* _Exercise brief_:
Count how many lines in the entries below contain the string "Period". Reply with the number alone.

* begin *

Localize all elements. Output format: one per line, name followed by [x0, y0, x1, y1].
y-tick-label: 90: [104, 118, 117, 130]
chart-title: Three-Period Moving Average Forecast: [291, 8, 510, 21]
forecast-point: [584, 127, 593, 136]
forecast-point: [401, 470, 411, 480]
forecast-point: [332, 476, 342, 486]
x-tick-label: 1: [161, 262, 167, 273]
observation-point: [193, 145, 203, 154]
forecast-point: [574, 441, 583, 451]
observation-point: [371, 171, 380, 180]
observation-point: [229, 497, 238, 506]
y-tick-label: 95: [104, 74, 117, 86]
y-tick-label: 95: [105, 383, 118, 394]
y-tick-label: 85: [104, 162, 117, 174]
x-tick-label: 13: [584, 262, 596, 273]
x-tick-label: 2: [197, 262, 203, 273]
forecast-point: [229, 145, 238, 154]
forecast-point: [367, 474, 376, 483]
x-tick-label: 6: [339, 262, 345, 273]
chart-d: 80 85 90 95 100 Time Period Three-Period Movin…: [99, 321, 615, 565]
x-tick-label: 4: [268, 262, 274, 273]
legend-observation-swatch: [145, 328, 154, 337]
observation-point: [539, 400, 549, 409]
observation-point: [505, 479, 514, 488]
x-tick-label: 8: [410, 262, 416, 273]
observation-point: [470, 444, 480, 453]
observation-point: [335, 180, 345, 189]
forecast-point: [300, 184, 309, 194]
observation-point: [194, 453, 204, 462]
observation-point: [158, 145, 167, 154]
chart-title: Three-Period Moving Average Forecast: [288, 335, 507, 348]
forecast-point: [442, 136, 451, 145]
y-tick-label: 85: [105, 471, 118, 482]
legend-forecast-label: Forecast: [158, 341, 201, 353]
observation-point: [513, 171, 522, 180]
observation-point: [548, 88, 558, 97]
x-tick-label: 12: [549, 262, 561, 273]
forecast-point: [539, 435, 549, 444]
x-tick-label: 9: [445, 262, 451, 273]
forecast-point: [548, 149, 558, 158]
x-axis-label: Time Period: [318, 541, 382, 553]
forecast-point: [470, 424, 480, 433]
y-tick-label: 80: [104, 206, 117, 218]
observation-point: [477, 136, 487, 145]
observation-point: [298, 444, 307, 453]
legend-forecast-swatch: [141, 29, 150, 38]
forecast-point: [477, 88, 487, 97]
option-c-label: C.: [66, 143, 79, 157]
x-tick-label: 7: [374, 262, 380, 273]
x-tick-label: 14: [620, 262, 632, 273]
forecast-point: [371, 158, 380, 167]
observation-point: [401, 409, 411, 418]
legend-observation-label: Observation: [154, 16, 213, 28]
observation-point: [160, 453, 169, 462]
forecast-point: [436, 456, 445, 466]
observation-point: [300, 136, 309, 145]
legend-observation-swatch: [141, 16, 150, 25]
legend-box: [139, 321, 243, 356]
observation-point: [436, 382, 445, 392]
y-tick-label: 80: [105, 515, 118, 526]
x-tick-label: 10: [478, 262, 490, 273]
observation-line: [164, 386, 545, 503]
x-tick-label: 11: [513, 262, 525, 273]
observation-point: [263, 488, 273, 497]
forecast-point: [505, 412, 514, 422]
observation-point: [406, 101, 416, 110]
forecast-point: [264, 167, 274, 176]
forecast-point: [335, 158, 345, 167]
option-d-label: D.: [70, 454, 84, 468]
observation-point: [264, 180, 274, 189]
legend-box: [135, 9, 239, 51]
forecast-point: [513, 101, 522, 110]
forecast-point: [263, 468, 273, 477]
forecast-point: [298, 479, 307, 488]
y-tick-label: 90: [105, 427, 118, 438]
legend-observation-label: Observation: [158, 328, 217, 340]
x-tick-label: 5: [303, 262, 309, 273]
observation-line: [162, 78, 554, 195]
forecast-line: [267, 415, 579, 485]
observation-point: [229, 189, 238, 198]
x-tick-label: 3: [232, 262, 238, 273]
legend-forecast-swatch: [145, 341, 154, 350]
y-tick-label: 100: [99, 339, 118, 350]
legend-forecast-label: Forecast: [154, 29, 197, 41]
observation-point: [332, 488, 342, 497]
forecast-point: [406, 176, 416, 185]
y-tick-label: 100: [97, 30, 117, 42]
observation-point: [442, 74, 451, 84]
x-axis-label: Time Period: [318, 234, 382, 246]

* end *

* _Full solution_:
5